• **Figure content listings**
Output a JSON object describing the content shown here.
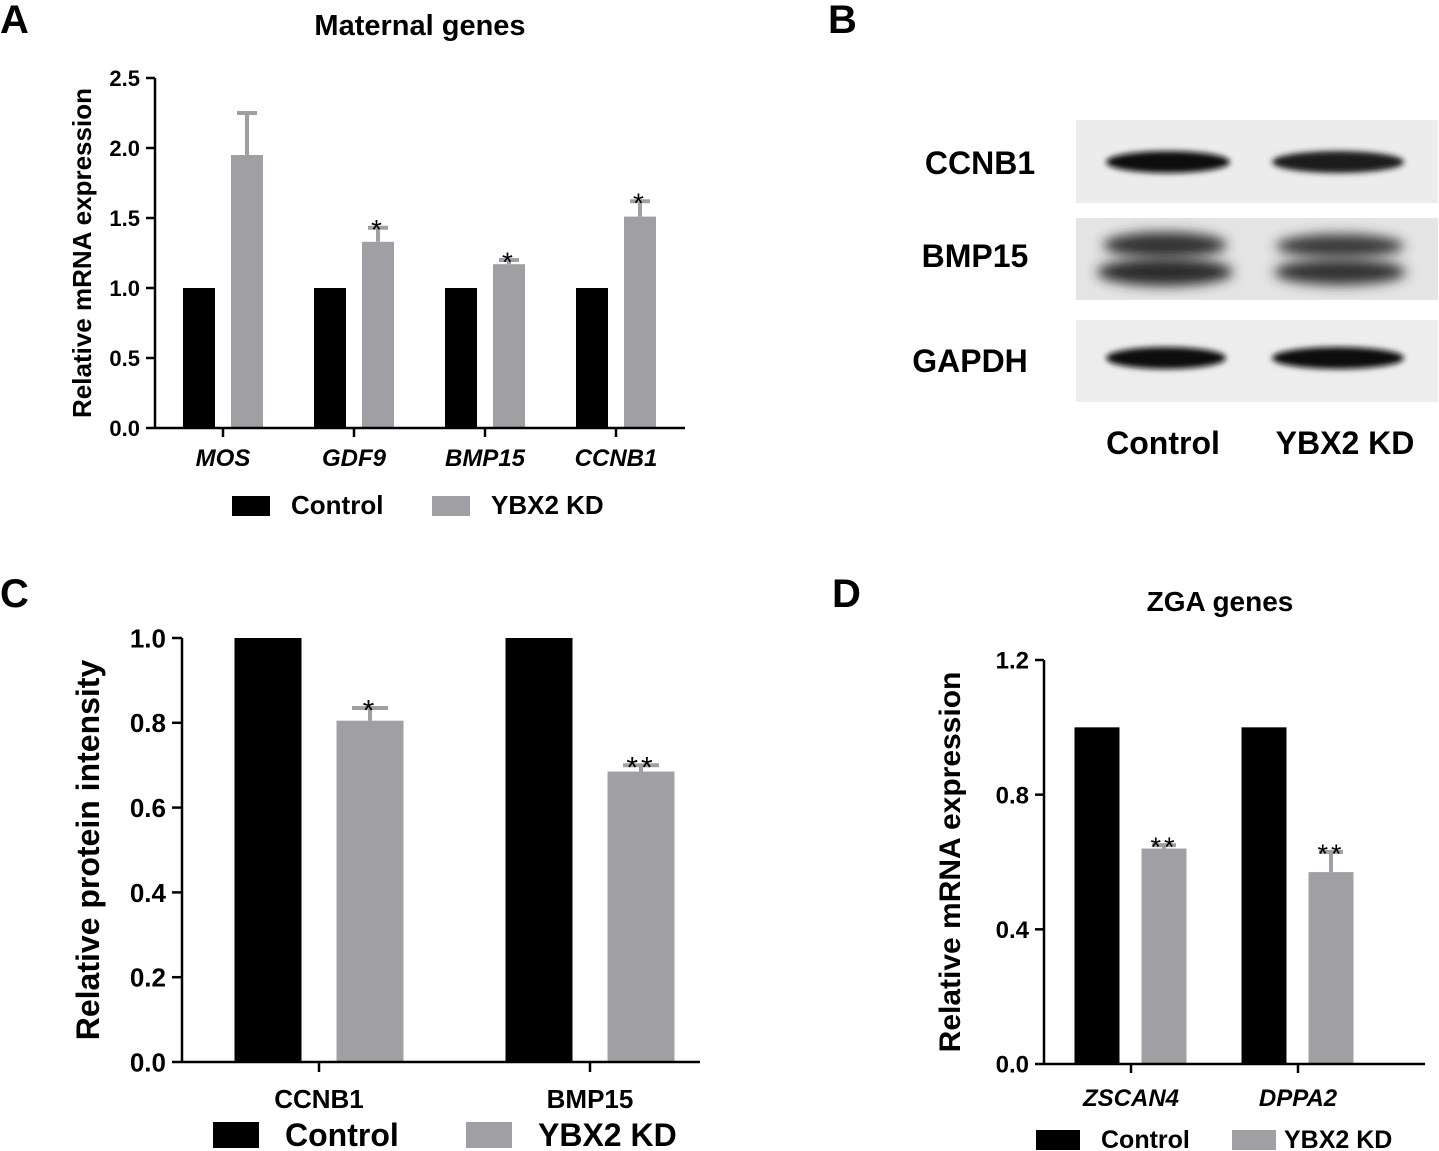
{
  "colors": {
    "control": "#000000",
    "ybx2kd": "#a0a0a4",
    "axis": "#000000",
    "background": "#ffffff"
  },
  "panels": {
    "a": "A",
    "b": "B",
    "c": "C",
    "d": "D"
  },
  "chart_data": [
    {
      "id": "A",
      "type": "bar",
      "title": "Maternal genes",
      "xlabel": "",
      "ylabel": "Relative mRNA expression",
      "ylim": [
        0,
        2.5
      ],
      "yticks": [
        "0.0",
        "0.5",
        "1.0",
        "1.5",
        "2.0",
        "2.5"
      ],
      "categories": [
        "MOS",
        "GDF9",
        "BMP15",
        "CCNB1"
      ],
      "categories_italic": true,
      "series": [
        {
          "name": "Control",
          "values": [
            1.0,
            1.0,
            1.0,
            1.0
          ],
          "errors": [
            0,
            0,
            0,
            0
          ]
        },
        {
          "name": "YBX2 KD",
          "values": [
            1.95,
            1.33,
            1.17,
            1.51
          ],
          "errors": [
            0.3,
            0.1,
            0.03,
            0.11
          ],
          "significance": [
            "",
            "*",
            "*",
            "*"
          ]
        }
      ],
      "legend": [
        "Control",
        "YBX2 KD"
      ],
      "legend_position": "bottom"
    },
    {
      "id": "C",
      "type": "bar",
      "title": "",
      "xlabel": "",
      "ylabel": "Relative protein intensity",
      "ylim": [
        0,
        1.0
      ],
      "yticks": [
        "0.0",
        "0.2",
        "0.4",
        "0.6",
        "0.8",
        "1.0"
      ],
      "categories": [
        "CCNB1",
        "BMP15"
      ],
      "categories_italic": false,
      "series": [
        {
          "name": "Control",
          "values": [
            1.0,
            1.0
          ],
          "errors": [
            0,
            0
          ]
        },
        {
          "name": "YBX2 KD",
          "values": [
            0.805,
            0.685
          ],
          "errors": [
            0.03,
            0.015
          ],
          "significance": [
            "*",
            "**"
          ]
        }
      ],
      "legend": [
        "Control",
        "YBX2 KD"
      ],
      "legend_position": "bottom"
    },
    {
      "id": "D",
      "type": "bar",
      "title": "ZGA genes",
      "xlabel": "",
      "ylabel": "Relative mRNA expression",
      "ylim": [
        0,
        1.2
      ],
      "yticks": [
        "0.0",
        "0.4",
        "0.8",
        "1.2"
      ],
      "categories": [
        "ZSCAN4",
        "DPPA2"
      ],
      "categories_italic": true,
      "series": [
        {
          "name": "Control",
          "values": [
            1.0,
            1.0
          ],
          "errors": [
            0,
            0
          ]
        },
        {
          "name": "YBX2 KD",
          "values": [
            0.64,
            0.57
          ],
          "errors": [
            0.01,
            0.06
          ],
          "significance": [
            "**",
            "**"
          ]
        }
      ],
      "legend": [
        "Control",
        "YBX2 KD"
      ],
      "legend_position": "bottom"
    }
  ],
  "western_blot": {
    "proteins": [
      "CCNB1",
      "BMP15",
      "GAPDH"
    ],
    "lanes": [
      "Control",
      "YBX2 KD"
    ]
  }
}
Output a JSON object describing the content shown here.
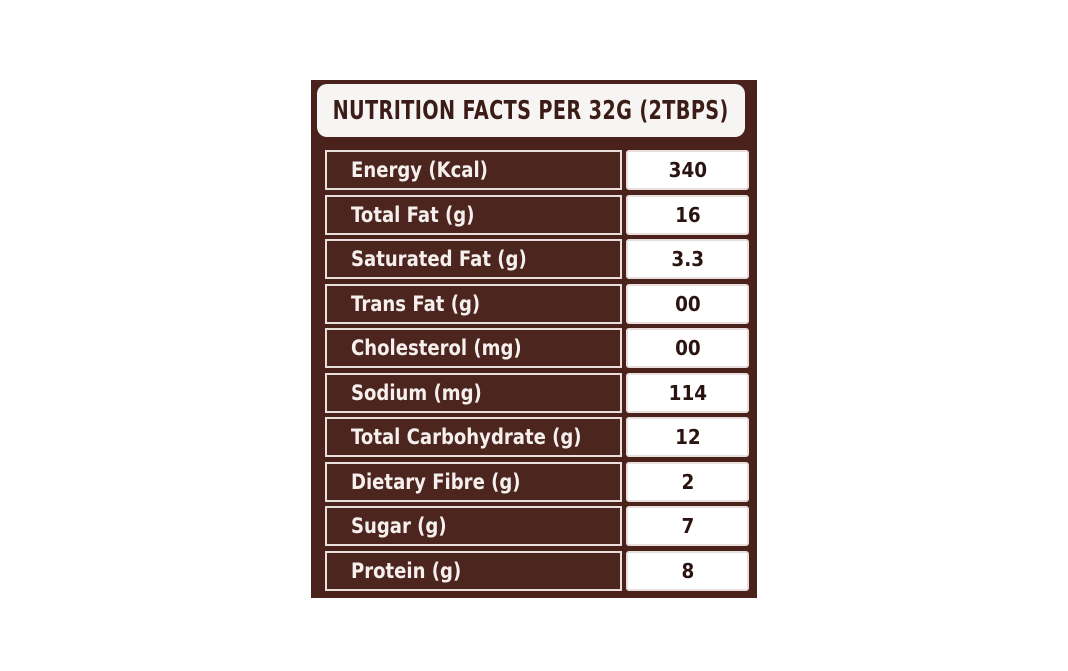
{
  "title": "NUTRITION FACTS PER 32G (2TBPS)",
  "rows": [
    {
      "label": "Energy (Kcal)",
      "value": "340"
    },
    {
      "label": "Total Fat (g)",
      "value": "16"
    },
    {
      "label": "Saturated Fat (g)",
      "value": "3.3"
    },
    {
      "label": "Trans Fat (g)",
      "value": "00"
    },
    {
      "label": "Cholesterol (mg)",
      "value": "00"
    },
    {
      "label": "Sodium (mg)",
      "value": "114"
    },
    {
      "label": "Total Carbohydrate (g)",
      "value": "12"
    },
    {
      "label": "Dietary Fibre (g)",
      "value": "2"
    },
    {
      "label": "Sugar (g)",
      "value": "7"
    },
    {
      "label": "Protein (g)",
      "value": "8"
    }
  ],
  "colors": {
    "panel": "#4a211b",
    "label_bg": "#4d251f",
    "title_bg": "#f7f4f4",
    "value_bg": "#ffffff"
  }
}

• **Task**
Write out the data above exactly as it appears, but without any image.

• **Expected output**
Output a JSON object describing the content shown here.
{
  "colors": {
    "control": "#000000",
    "ybx2kd": "#a0a0a4",
    "axis": "#000000",
    "background": "#ffffff"
  },
  "panels": {
    "a": "A",
    "b": "B",
    "c": "C",
    "d": "D"
  },
  "chart_data": [
    {
      "id": "A",
      "type": "bar",
      "title": "Maternal genes",
      "xlabel": "",
      "ylabel": "Relative mRNA expression",
      "ylim": [
        0,
        2.5
      ],
      "yticks": [
        "0.0",
        "0.5",
        "1.0",
        "1.5",
        "2.0",
        "2.5"
      ],
      "categories": [
        "MOS",
        "GDF9",
        "BMP15",
        "CCNB1"
      ],
      "categories_italic": true,
      "series": [
        {
          "name": "Control",
          "values": [
            1.0,
            1.0,
            1.0,
            1.0
          ],
          "errors": [
            0,
            0,
            0,
            0
          ]
        },
        {
          "name": "YBX2 KD",
          "values": [
            1.95,
            1.33,
            1.17,
            1.51
          ],
          "errors": [
            0.3,
            0.1,
            0.03,
            0.11
          ],
          "significance": [
            "",
            "*",
            "*",
            "*"
          ]
        }
      ],
      "legend": [
        "Control",
        "YBX2 KD"
      ],
      "legend_position": "bottom"
    },
    {
      "id": "C",
      "type": "bar",
      "title": "",
      "xlabel": "",
      "ylabel": "Relative protein intensity",
      "ylim": [
        0,
        1.0
      ],
      "yticks": [
        "0.0",
        "0.2",
        "0.4",
        "0.6",
        "0.8",
        "1.0"
      ],
      "categories": [
        "CCNB1",
        "BMP15"
      ],
      "categories_italic": false,
      "series": [
        {
          "name": "Control",
          "values": [
            1.0,
            1.0
          ],
          "errors": [
            0,
            0
          ]
        },
        {
          "name": "YBX2 KD",
          "values": [
            0.805,
            0.685
          ],
          "errors": [
            0.03,
            0.015
          ],
          "significance": [
            "*",
            "**"
          ]
        }
      ],
      "legend": [
        "Control",
        "YBX2 KD"
      ],
      "legend_position": "bottom"
    },
    {
      "id": "D",
      "type": "bar",
      "title": "ZGA genes",
      "xlabel": "",
      "ylabel": "Relative mRNA expression",
      "ylim": [
        0,
        1.2
      ],
      "yticks": [
        "0.0",
        "0.4",
        "0.8",
        "1.2"
      ],
      "categories": [
        "ZSCAN4",
        "DPPA2"
      ],
      "categories_italic": true,
      "series": [
        {
          "name": "Control",
          "values": [
            1.0,
            1.0
          ],
          "errors": [
            0,
            0
          ]
        },
        {
          "name": "YBX2 KD",
          "values": [
            0.64,
            0.57
          ],
          "errors": [
            0.01,
            0.06
          ],
          "significance": [
            "**",
            "**"
          ]
        }
      ],
      "legend": [
        "Control",
        "YBX2 KD"
      ],
      "legend_position": "bottom"
    }
  ],
  "western_blot": {
    "proteins": [
      "CCNB1",
      "BMP15",
      "GAPDH"
    ],
    "lanes": [
      "Control",
      "YBX2 KD"
    ]
  }
}
Output a JSON object describing the content shown here.
{
  "title": "NUTRITION FACTS PER 32G (2TBPS)",
  "rows": [
    {
      "label": "Energy (Kcal)",
      "value": "340"
    },
    {
      "label": "Total Fat (g)",
      "value": "16"
    },
    {
      "label": "Saturated Fat (g)",
      "value": "3.3"
    },
    {
      "label": "Trans Fat (g)",
      "value": "00"
    },
    {
      "label": "Cholesterol (mg)",
      "value": "00"
    },
    {
      "label": "Sodium (mg)",
      "value": "114"
    },
    {
      "label": "Total Carbohydrate (g)",
      "value": "12"
    },
    {
      "label": "Dietary Fibre (g)",
      "value": "2"
    },
    {
      "label": "Sugar (g)",
      "value": "7"
    },
    {
      "label": "Protein (g)",
      "value": "8"
    }
  ],
  "colors": {
    "panel": "#4a211b",
    "label_bg": "#4d251f",
    "title_bg": "#f7f4f4",
    "value_bg": "#ffffff"
  }
}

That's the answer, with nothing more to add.